» **Written task**: Print the lines below verbatim, leaving out any pictures.

[start]

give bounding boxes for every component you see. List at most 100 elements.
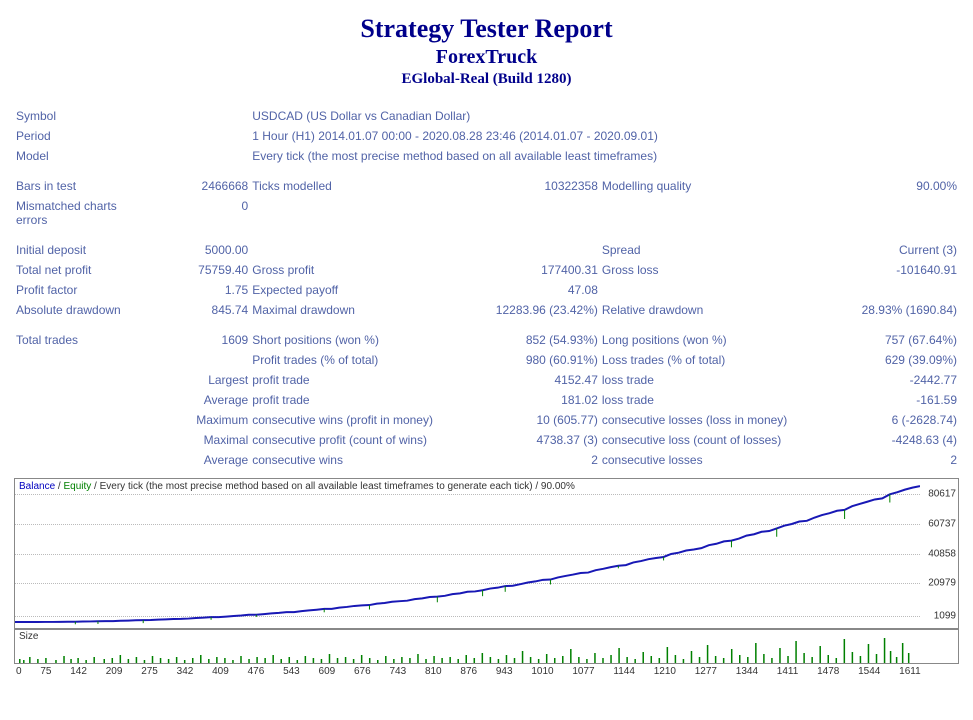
row-profit-trades: Profit trades (% of total) 980 (60.91%) … bbox=[14, 350, 959, 370]
report-title: Strategy Tester Report bbox=[14, 14, 959, 44]
max-drawdown-label: Maximal drawdown bbox=[250, 300, 467, 320]
x-axis-label: 743 bbox=[389, 666, 406, 677]
x-axis-label: 1144 bbox=[613, 666, 635, 677]
symbol-value: USDCAD (US Dollar vs Canadian Dollar) bbox=[250, 106, 959, 126]
max-cons-wins-label: consecutive wins (profit in money) bbox=[250, 410, 467, 430]
largest-profit-trade-label: profit trade bbox=[250, 370, 467, 390]
profit-factor-label: Profit factor bbox=[14, 280, 137, 300]
row-total-trades: Total trades 1609 Short positions (won %… bbox=[14, 330, 959, 350]
gross-loss-label: Gross loss bbox=[600, 260, 808, 280]
avg-cons-wins-value: 2 bbox=[468, 450, 600, 470]
x-axis-label: 1344 bbox=[736, 666, 758, 677]
abs-drawdown-value: 845.74 bbox=[137, 300, 250, 320]
long-pos-value: 757 (67.64%) bbox=[808, 330, 959, 350]
x-axis-label: 943 bbox=[496, 666, 513, 677]
max-cons-profit-label: consecutive profit (count of wins) bbox=[250, 430, 467, 450]
avg-cons-losses-value: 2 bbox=[808, 450, 959, 470]
average2-label: Average bbox=[137, 450, 250, 470]
bars-in-test-value: 2466668 bbox=[137, 176, 250, 196]
total-trades-value: 1609 bbox=[137, 330, 250, 350]
row-largest: Largest profit trade 4152.47 loss trade … bbox=[14, 370, 959, 390]
model-value: Every tick (the most precise method base… bbox=[250, 146, 959, 166]
largest-loss-trade-value: -2442.77 bbox=[808, 370, 959, 390]
x-axis-label: 1611 bbox=[899, 666, 921, 677]
balance-chart: Balance / Equity / Every tick (the most … bbox=[14, 478, 959, 664]
x-axis-label: 1277 bbox=[695, 666, 717, 677]
row-symbol: Symbol USDCAD (US Dollar vs Canadian Dol… bbox=[14, 106, 959, 126]
x-axis-label: 342 bbox=[177, 666, 194, 677]
short-pos-value: 852 (54.93%) bbox=[468, 330, 600, 350]
row-period: Period 1 Hour (H1) 2014.01.07 00:00 - 20… bbox=[14, 126, 959, 146]
y-axis-label: 20979 bbox=[928, 578, 956, 589]
report-subtitle: ForexTruck bbox=[14, 46, 959, 69]
expected-payoff-value: 47.08 bbox=[468, 280, 600, 300]
row-model: Model Every tick (the most precise metho… bbox=[14, 146, 959, 166]
x-axis-label: 142 bbox=[70, 666, 87, 677]
max-cons-loss-value: -4248.63 (4) bbox=[808, 430, 959, 450]
model-quality-label: Modelling quality bbox=[600, 176, 808, 196]
x-axis-label: 543 bbox=[283, 666, 300, 677]
report-header: Strategy Tester Report ForexTruck EGloba… bbox=[14, 14, 959, 88]
model-quality-value: 90.00% bbox=[808, 176, 959, 196]
profit-trades-label: Profit trades (% of total) bbox=[250, 350, 467, 370]
chart-x-axis: 0751422092753424094765436096767438108769… bbox=[14, 664, 959, 677]
legend-equity: Equity bbox=[63, 481, 91, 492]
maximum-label: Maximum bbox=[137, 410, 250, 430]
period-value: 1 Hour (H1) 2014.01.07 00:00 - 2020.08.2… bbox=[250, 126, 959, 146]
y-axis-label: 60737 bbox=[928, 518, 956, 529]
symbol-label: Symbol bbox=[14, 106, 137, 126]
total-trades-label: Total trades bbox=[14, 330, 137, 350]
largest-profit-trade-value: 4152.47 bbox=[468, 370, 600, 390]
gross-profit-value: 177400.31 bbox=[468, 260, 600, 280]
short-pos-label: Short positions (won %) bbox=[250, 330, 467, 350]
max-cons-loss-label: consecutive loss (count of losses) bbox=[600, 430, 808, 450]
avg-profit-trade-label: profit trade bbox=[250, 390, 467, 410]
net-profit-value: 75759.40 bbox=[137, 260, 250, 280]
max-drawdown-value: 12283.96 (23.42%) bbox=[468, 300, 600, 320]
legend-text: / Every tick (the most precise method ba… bbox=[91, 481, 575, 492]
x-axis-label: 609 bbox=[319, 666, 336, 677]
y-axis-label: 1099 bbox=[934, 611, 956, 622]
row-maximal: Maximal consecutive profit (count of win… bbox=[14, 430, 959, 450]
initial-deposit-label: Initial deposit bbox=[14, 240, 137, 260]
row-profit-factor: Profit factor 1.75 Expected payoff 47.08 bbox=[14, 280, 959, 300]
abs-drawdown-label: Absolute drawdown bbox=[14, 300, 137, 320]
x-axis-label: 1210 bbox=[654, 666, 676, 677]
gross-profit-label: Gross profit bbox=[250, 260, 467, 280]
max-cons-losses-value: 6 (-2628.74) bbox=[808, 410, 959, 430]
profit-factor-value: 1.75 bbox=[137, 280, 250, 300]
chart-legend: Balance / Equity / Every tick (the most … bbox=[19, 481, 575, 492]
period-label: Period bbox=[14, 126, 137, 146]
avg-loss-trade-value: -161.59 bbox=[808, 390, 959, 410]
x-axis-label: 1544 bbox=[858, 666, 880, 677]
row-mismatch: Mismatched charts errors 0 bbox=[14, 196, 959, 230]
rel-drawdown-value: 28.93% (1690.84) bbox=[808, 300, 959, 320]
row-maximum: Maximum consecutive wins (profit in mone… bbox=[14, 410, 959, 430]
max-cons-wins-value: 10 (605.77) bbox=[468, 410, 600, 430]
x-axis-label: 409 bbox=[212, 666, 229, 677]
x-axis-label: 209 bbox=[106, 666, 123, 677]
gross-loss-value: -101640.91 bbox=[808, 260, 959, 280]
row-net-profit: Total net profit 75759.40 Gross profit 1… bbox=[14, 260, 959, 280]
avg-profit-trade-value: 181.02 bbox=[468, 390, 600, 410]
avg-cons-losses-label: consecutive losses bbox=[600, 450, 808, 470]
mismatch-label: Mismatched charts errors bbox=[14, 196, 137, 230]
largest-loss-trade-label: loss trade bbox=[600, 370, 808, 390]
x-axis-label: 810 bbox=[425, 666, 442, 677]
max-cons-losses-label: consecutive losses (loss in money) bbox=[600, 410, 808, 430]
loss-trades-value: 629 (39.09%) bbox=[808, 350, 959, 370]
report-table: Symbol USDCAD (US Dollar vs Canadian Dol… bbox=[14, 106, 959, 470]
bars-in-test-label: Bars in test bbox=[14, 176, 137, 196]
row-bars: Bars in test 2466668 Ticks modelled 1032… bbox=[14, 176, 959, 196]
initial-deposit-value: 5000.00 bbox=[137, 240, 250, 260]
x-axis-label: 1411 bbox=[777, 666, 799, 677]
largest-label: Largest bbox=[137, 370, 250, 390]
avg-cons-wins-label: consecutive wins bbox=[250, 450, 467, 470]
size-bars-svg bbox=[15, 635, 920, 663]
x-axis-label: 0 bbox=[16, 666, 22, 677]
max-cons-profit-value: 4738.37 (3) bbox=[468, 430, 600, 450]
chart-bottom-panel: Size bbox=[15, 629, 958, 663]
net-profit-label: Total net profit bbox=[14, 260, 137, 280]
x-axis-label: 275 bbox=[141, 666, 158, 677]
expected-payoff-label: Expected payoff bbox=[250, 280, 467, 300]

[end]

» **Final result**:
give bounding boxes for every component you see. List at most 100 elements.
row-profit-trades: Profit trades (% of total) 980 (60.91%) … bbox=[14, 350, 959, 370]
report-title: Strategy Tester Report bbox=[14, 14, 959, 44]
max-drawdown-label: Maximal drawdown bbox=[250, 300, 467, 320]
x-axis-label: 743 bbox=[389, 666, 406, 677]
x-axis-label: 1144 bbox=[613, 666, 635, 677]
symbol-value: USDCAD (US Dollar vs Canadian Dollar) bbox=[250, 106, 959, 126]
max-cons-wins-label: consecutive wins (profit in money) bbox=[250, 410, 467, 430]
largest-profit-trade-label: profit trade bbox=[250, 370, 467, 390]
profit-factor-label: Profit factor bbox=[14, 280, 137, 300]
row-total-trades: Total trades 1609 Short positions (won %… bbox=[14, 330, 959, 350]
gross-loss-label: Gross loss bbox=[600, 260, 808, 280]
avg-cons-wins-value: 2 bbox=[468, 450, 600, 470]
x-axis-label: 1344 bbox=[736, 666, 758, 677]
abs-drawdown-value: 845.74 bbox=[137, 300, 250, 320]
long-pos-value: 757 (67.64%) bbox=[808, 330, 959, 350]
x-axis-label: 943 bbox=[496, 666, 513, 677]
max-cons-profit-label: consecutive profit (count of wins) bbox=[250, 430, 467, 450]
avg-cons-losses-value: 2 bbox=[808, 450, 959, 470]
average2-label: Average bbox=[137, 450, 250, 470]
bars-in-test-value: 2466668 bbox=[137, 176, 250, 196]
total-trades-value: 1609 bbox=[137, 330, 250, 350]
row-largest: Largest profit trade 4152.47 loss trade … bbox=[14, 370, 959, 390]
model-value: Every tick (the most precise method base… bbox=[250, 146, 959, 166]
largest-loss-trade-value: -2442.77 bbox=[808, 370, 959, 390]
x-axis-label: 1611 bbox=[899, 666, 921, 677]
balance-chart: Balance / Equity / Every tick (the most … bbox=[14, 478, 959, 664]
x-axis-label: 1277 bbox=[695, 666, 717, 677]
row-symbol: Symbol USDCAD (US Dollar vs Canadian Dol… bbox=[14, 106, 959, 126]
x-axis-label: 342 bbox=[177, 666, 194, 677]
short-pos-value: 852 (54.93%) bbox=[468, 330, 600, 350]
row-period: Period 1 Hour (H1) 2014.01.07 00:00 - 20… bbox=[14, 126, 959, 146]
y-axis-label: 20979 bbox=[928, 578, 956, 589]
report-subtitle: ForexTruck bbox=[14, 46, 959, 69]
expected-payoff-value: 47.08 bbox=[468, 280, 600, 300]
row-model: Model Every tick (the most precise metho… bbox=[14, 146, 959, 166]
x-axis-label: 142 bbox=[70, 666, 87, 677]
max-cons-loss-value: -4248.63 (4) bbox=[808, 430, 959, 450]
model-quality-label: Modelling quality bbox=[600, 176, 808, 196]
x-axis-label: 543 bbox=[283, 666, 300, 677]
report-header: Strategy Tester Report ForexTruck EGloba… bbox=[14, 14, 959, 88]
model-quality-value: 90.00% bbox=[808, 176, 959, 196]
profit-trades-label: Profit trades (% of total) bbox=[250, 350, 467, 370]
chart-x-axis: 0751422092753424094765436096767438108769… bbox=[14, 664, 959, 677]
legend-equity: Equity bbox=[63, 481, 91, 492]
maximum-label: Maximum bbox=[137, 410, 250, 430]
period-value: 1 Hour (H1) 2014.01.07 00:00 - 2020.08.2… bbox=[250, 126, 959, 146]
y-axis-label: 60737 bbox=[928, 518, 956, 529]
symbol-label: Symbol bbox=[14, 106, 137, 126]
total-trades-label: Total trades bbox=[14, 330, 137, 350]
largest-profit-trade-value: 4152.47 bbox=[468, 370, 600, 390]
gross-profit-value: 177400.31 bbox=[468, 260, 600, 280]
short-pos-label: Short positions (won %) bbox=[250, 330, 467, 350]
max-cons-loss-label: consecutive loss (count of losses) bbox=[600, 430, 808, 450]
avg-profit-trade-label: profit trade bbox=[250, 390, 467, 410]
net-profit-value: 75759.40 bbox=[137, 260, 250, 280]
max-drawdown-value: 12283.96 (23.42%) bbox=[468, 300, 600, 320]
legend-text: / Every tick (the most precise method ba… bbox=[91, 481, 575, 492]
x-axis-label: 609 bbox=[319, 666, 336, 677]
y-axis-label: 1099 bbox=[934, 611, 956, 622]
row-maximal: Maximal consecutive profit (count of win… bbox=[14, 430, 959, 450]
initial-deposit-label: Initial deposit bbox=[14, 240, 137, 260]
row-profit-factor: Profit factor 1.75 Expected payoff 47.08 bbox=[14, 280, 959, 300]
abs-drawdown-label: Absolute drawdown bbox=[14, 300, 137, 320]
x-axis-label: 1210 bbox=[654, 666, 676, 677]
gross-profit-label: Gross profit bbox=[250, 260, 467, 280]
max-cons-losses-value: 6 (-2628.74) bbox=[808, 410, 959, 430]
profit-factor-value: 1.75 bbox=[137, 280, 250, 300]
chart-legend: Balance / Equity / Every tick (the most … bbox=[19, 481, 575, 492]
period-label: Period bbox=[14, 126, 137, 146]
avg-loss-trade-value: -161.59 bbox=[808, 390, 959, 410]
x-axis-label: 1544 bbox=[858, 666, 880, 677]
row-mismatch: Mismatched charts errors 0 bbox=[14, 196, 959, 230]
rel-drawdown-value: 28.93% (1690.84) bbox=[808, 300, 959, 320]
row-maximum: Maximum consecutive wins (profit in mone… bbox=[14, 410, 959, 430]
max-cons-wins-value: 10 (605.77) bbox=[468, 410, 600, 430]
x-axis-label: 409 bbox=[212, 666, 229, 677]
x-axis-label: 209 bbox=[106, 666, 123, 677]
gross-loss-value: -101640.91 bbox=[808, 260, 959, 280]
row-net-profit: Total net profit 75759.40 Gross profit 1… bbox=[14, 260, 959, 280]
avg-profit-trade-value: 181.02 bbox=[468, 390, 600, 410]
avg-cons-losses-label: consecutive losses bbox=[600, 450, 808, 470]
mismatch-label: Mismatched charts errors bbox=[14, 196, 137, 230]
largest-loss-trade-label: loss trade bbox=[600, 370, 808, 390]
x-axis-label: 810 bbox=[425, 666, 442, 677]
max-cons-losses-label: consecutive losses (loss in money) bbox=[600, 410, 808, 430]
loss-trades-value: 629 (39.09%) bbox=[808, 350, 959, 370]
report-table: Symbol USDCAD (US Dollar vs Canadian Dol… bbox=[14, 106, 959, 470]
bars-in-test-label: Bars in test bbox=[14, 176, 137, 196]
row-bars: Bars in test 2466668 Ticks modelled 1032… bbox=[14, 176, 959, 196]
initial-deposit-value: 5000.00 bbox=[137, 240, 250, 260]
x-axis-label: 1411 bbox=[777, 666, 799, 677]
largest-label: Largest bbox=[137, 370, 250, 390]
avg-cons-wins-label: consecutive wins bbox=[250, 450, 467, 470]
size-bars-svg bbox=[15, 635, 920, 663]
x-axis-label: 0 bbox=[16, 666, 22, 677]
max-cons-profit-value: 4738.37 (3) bbox=[468, 430, 600, 450]
chart-bottom-panel: Size bbox=[15, 629, 958, 663]
net-profit-label: Total net profit bbox=[14, 260, 137, 280]
x-axis-label: 275 bbox=[141, 666, 158, 677]
expected-payoff-label: Expected payoff bbox=[250, 280, 467, 300]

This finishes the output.